──────── Supplied records ────────

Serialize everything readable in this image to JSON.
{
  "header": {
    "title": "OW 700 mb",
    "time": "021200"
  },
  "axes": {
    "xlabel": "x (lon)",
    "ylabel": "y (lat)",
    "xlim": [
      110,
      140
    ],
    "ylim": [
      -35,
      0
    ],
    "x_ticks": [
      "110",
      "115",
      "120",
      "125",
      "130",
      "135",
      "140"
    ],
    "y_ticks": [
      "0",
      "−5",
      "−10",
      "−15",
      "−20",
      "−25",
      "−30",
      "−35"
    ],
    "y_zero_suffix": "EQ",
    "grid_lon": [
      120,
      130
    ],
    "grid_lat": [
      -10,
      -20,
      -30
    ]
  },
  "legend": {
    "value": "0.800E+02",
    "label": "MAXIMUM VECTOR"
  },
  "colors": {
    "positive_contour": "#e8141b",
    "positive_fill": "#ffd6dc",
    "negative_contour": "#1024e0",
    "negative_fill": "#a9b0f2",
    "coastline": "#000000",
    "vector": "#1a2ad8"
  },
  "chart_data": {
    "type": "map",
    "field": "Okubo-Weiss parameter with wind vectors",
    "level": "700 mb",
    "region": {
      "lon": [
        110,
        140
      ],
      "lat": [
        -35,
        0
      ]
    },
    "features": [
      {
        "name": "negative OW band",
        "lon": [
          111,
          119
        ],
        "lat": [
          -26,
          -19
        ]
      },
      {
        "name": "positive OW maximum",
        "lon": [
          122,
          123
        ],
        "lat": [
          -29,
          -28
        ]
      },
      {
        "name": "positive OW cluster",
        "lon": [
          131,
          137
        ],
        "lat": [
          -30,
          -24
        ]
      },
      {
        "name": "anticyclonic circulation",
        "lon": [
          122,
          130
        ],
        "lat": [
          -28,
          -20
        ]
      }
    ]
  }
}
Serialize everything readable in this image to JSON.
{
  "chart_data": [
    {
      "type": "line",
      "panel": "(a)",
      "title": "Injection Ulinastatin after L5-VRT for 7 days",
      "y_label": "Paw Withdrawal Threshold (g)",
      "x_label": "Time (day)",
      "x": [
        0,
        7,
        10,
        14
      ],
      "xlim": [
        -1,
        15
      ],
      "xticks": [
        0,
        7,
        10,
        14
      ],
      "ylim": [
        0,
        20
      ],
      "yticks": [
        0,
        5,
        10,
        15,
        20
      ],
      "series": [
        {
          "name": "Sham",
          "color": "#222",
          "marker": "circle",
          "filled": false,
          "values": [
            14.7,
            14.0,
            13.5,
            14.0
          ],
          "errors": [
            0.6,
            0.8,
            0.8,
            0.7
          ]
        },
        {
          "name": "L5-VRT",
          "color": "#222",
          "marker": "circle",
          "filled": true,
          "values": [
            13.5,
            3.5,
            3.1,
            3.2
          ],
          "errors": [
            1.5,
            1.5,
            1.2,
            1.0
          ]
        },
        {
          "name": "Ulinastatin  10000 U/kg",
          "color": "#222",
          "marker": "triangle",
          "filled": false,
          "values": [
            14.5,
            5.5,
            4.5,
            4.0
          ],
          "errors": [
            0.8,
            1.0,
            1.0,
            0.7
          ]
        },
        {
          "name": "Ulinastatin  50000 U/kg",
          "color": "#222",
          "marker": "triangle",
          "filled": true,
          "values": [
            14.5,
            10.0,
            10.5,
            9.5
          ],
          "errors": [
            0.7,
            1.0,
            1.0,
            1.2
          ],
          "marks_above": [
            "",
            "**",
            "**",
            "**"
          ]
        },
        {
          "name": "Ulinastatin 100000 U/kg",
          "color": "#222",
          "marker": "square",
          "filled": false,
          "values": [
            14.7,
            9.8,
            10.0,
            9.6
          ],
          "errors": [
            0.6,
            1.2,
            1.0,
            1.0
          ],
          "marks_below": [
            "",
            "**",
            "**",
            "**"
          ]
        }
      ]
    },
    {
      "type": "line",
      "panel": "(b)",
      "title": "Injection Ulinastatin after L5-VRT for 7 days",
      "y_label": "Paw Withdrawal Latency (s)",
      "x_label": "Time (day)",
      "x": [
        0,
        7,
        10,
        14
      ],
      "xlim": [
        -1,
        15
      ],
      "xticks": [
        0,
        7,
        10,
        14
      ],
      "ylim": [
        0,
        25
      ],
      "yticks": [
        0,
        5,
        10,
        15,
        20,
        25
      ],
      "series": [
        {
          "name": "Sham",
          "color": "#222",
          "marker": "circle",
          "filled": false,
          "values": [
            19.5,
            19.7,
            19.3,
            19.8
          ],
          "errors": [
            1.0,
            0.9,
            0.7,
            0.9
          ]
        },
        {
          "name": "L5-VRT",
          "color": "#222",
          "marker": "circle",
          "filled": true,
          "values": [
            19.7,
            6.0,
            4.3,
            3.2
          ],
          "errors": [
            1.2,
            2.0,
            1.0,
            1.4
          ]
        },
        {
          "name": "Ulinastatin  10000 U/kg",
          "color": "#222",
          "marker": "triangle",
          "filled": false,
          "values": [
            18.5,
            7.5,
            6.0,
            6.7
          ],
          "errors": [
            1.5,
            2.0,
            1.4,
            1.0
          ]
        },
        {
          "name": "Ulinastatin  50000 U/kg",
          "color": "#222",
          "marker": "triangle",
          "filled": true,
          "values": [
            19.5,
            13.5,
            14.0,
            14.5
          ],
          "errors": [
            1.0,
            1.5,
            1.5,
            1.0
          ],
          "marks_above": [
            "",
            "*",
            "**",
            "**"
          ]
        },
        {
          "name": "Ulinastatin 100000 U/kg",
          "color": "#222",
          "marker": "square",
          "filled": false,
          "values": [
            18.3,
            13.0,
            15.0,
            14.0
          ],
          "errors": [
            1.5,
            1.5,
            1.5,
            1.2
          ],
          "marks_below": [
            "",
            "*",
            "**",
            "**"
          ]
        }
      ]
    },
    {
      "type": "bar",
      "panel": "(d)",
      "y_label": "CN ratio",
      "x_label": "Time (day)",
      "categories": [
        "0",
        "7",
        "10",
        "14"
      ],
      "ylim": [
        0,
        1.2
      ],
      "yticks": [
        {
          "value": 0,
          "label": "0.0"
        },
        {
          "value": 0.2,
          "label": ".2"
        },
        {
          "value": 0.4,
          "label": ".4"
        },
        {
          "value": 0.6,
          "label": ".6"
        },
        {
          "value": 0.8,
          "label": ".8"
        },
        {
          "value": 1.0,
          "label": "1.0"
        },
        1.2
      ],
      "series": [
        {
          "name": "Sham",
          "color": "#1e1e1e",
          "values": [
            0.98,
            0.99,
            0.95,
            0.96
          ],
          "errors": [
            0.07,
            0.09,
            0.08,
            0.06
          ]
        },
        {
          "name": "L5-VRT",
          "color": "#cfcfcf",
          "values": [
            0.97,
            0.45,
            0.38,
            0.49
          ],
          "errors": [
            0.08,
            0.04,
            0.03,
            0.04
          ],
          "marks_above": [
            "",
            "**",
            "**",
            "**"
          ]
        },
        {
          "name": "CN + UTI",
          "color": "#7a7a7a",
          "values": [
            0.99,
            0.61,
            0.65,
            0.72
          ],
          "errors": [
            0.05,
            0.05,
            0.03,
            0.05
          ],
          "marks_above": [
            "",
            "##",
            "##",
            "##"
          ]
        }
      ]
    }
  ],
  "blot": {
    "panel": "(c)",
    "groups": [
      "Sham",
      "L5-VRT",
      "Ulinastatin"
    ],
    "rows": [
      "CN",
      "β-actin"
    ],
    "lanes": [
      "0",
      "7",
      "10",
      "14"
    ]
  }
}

────────

Would you reproduce all the entries exactly?

Serialize everything readable in this image to JSON.
{
  "header": {
    "title": "OW 700 mb",
    "time": "021200"
  },
  "axes": {
    "xlabel": "x (lon)",
    "ylabel": "y (lat)",
    "xlim": [
      110,
      140
    ],
    "ylim": [
      -35,
      0
    ],
    "x_ticks": [
      "110",
      "115",
      "120",
      "125",
      "130",
      "135",
      "140"
    ],
    "y_ticks": [
      "0",
      "−5",
      "−10",
      "−15",
      "−20",
      "−25",
      "−30",
      "−35"
    ],
    "y_zero_suffix": "EQ",
    "grid_lon": [
      120,
      130
    ],
    "grid_lat": [
      -10,
      -20,
      -30
    ]
  },
  "legend": {
    "value": "0.800E+02",
    "label": "MAXIMUM VECTOR"
  },
  "colors": {
    "positive_contour": "#e8141b",
    "positive_fill": "#ffd6dc",
    "negative_contour": "#1024e0",
    "negative_fill": "#a9b0f2",
    "coastline": "#000000",
    "vector": "#1a2ad8"
  },
  "chart_data": {
    "type": "map",
    "field": "Okubo-Weiss parameter with wind vectors",
    "level": "700 mb",
    "region": {
      "lon": [
        110,
        140
      ],
      "lat": [
        -35,
        0
      ]
    },
    "features": [
      {
        "name": "negative OW band",
        "lon": [
          111,
          119
        ],
        "lat": [
          -26,
          -19
        ]
      },
      {
        "name": "positive OW maximum",
        "lon": [
          122,
          123
        ],
        "lat": [
          -29,
          -28
        ]
      },
      {
        "name": "positive OW cluster",
        "lon": [
          131,
          137
        ],
        "lat": [
          -30,
          -24
        ]
      },
      {
        "name": "anticyclonic circulation",
        "lon": [
          122,
          130
        ],
        "lat": [
          -28,
          -20
        ]
      }
    ]
  }
}
Serialize everything readable in this image to JSON.
{
  "chart_data": [
    {
      "type": "line",
      "panel": "(a)",
      "title": "Injection Ulinastatin after L5-VRT for 7 days",
      "y_label": "Paw Withdrawal Threshold (g)",
      "x_label": "Time (day)",
      "x": [
        0,
        7,
        10,
        14
      ],
      "xlim": [
        -1,
        15
      ],
      "xticks": [
        0,
        7,
        10,
        14
      ],
      "ylim": [
        0,
        20
      ],
      "yticks": [
        0,
        5,
        10,
        15,
        20
      ],
      "series": [
        {
          "name": "Sham",
          "color": "#222",
          "marker": "circle",
          "filled": false,
          "values": [
            14.7,
            14.0,
            13.5,
            14.0
          ],
          "errors": [
            0.6,
            0.8,
            0.8,
            0.7
          ]
        },
        {
          "name": "L5-VRT",
          "color": "#222",
          "marker": "circle",
          "filled": true,
          "values": [
            13.5,
            3.5,
            3.1,
            3.2
          ],
          "errors": [
            1.5,
            1.5,
            1.2,
            1.0
          ]
        },
        {
          "name": "Ulinastatin  10000 U/kg",
          "color": "#222",
          "marker": "triangle",
          "filled": false,
          "values": [
            14.5,
            5.5,
            4.5,
            4.0
          ],
          "errors": [
            0.8,
            1.0,
            1.0,
            0.7
          ]
        },
        {
          "name": "Ulinastatin  50000 U/kg",
          "color": "#222",
          "marker": "triangle",
          "filled": true,
          "values": [
            14.5,
            10.0,
            10.5,
            9.5
          ],
          "errors": [
            0.7,
            1.0,
            1.0,
            1.2
          ],
          "marks_above": [
            "",
            "**",
            "**",
            "**"
          ]
        },
        {
          "name": "Ulinastatin 100000 U/kg",
          "color": "#222",
          "marker": "square",
          "filled": false,
          "values": [
            14.7,
            9.8,
            10.0,
            9.6
          ],
          "errors": [
            0.6,
            1.2,
            1.0,
            1.0
          ],
          "marks_below": [
            "",
            "**",
            "**",
            "**"
          ]
        }
      ]
    },
    {
      "type": "line",
      "panel": "(b)",
      "title": "Injection Ulinastatin after L5-VRT for 7 days",
      "y_label": "Paw Withdrawal Latency (s)",
      "x_label": "Time (day)",
      "x": [
        0,
        7,
        10,
        14
      ],
      "xlim": [
        -1,
        15
      ],
      "xticks": [
        0,
        7,
        10,
        14
      ],
      "ylim": [
        0,
        25
      ],
      "yticks": [
        0,
        5,
        10,
        15,
        20,
        25
      ],
      "series": [
        {
          "name": "Sham",
          "color": "#222",
          "marker": "circle",
          "filled": false,
          "values": [
            19.5,
            19.7,
            19.3,
            19.8
          ],
          "errors": [
            1.0,
            0.9,
            0.7,
            0.9
          ]
        },
        {
          "name": "L5-VRT",
          "color": "#222",
          "marker": "circle",
          "filled": true,
          "values": [
            19.7,
            6.0,
            4.3,
            3.2
          ],
          "errors": [
            1.2,
            2.0,
            1.0,
            1.4
          ]
        },
        {
          "name": "Ulinastatin  10000 U/kg",
          "color": "#222",
          "marker": "triangle",
          "filled": false,
          "values": [
            18.5,
            7.5,
            6.0,
            6.7
          ],
          "errors": [
            1.5,
            2.0,
            1.4,
            1.0
          ]
        },
        {
          "name": "Ulinastatin  50000 U/kg",
          "color": "#222",
          "marker": "triangle",
          "filled": true,
          "values": [
            19.5,
            13.5,
            14.0,
            14.5
          ],
          "errors": [
            1.0,
            1.5,
            1.5,
            1.0
          ],
          "marks_above": [
            "",
            "*",
            "**",
            "**"
          ]
        },
        {
          "name": "Ulinastatin 100000 U/kg",
          "color": "#222",
          "marker": "square",
          "filled": false,
          "values": [
            18.3,
            13.0,
            15.0,
            14.0
          ],
          "errors": [
            1.5,
            1.5,
            1.5,
            1.2
          ],
          "marks_below": [
            "",
            "*",
            "**",
            "**"
          ]
        }
      ]
    },
    {
      "type": "bar",
      "panel": "(d)",
      "y_label": "CN ratio",
      "x_label": "Time (day)",
      "categories": [
        "0",
        "7",
        "10",
        "14"
      ],
      "ylim": [
        0,
        1.2
      ],
      "yticks": [
        {
          "value": 0,
          "label": "0.0"
        },
        {
          "value": 0.2,
          "label": ".2"
        },
        {
          "value": 0.4,
          "label": ".4"
        },
        {
          "value": 0.6,
          "label": ".6"
        },
        {
          "value": 0.8,
          "label": ".8"
        },
        {
          "value": 1.0,
          "label": "1.0"
        },
        1.2
      ],
      "series": [
        {
          "name": "Sham",
          "color": "#1e1e1e",
          "values": [
            0.98,
            0.99,
            0.95,
            0.96
          ],
          "errors": [
            0.07,
            0.09,
            0.08,
            0.06
          ]
        },
        {
          "name": "L5-VRT",
          "color": "#cfcfcf",
          "values": [
            0.97,
            0.45,
            0.38,
            0.49
          ],
          "errors": [
            0.08,
            0.04,
            0.03,
            0.04
          ],
          "marks_above": [
            "",
            "**",
            "**",
            "**"
          ]
        },
        {
          "name": "CN + UTI",
          "color": "#7a7a7a",
          "values": [
            0.99,
            0.61,
            0.65,
            0.72
          ],
          "errors": [
            0.05,
            0.05,
            0.03,
            0.05
          ],
          "marks_above": [
            "",
            "##",
            "##",
            "##"
          ]
        }
      ]
    }
  ],
  "blot": {
    "panel": "(c)",
    "groups": [
      "Sham",
      "L5-VRT",
      "Ulinastatin"
    ],
    "rows": [
      "CN",
      "β-actin"
    ],
    "lanes": [
      "0",
      "7",
      "10",
      "14"
    ]
  }
}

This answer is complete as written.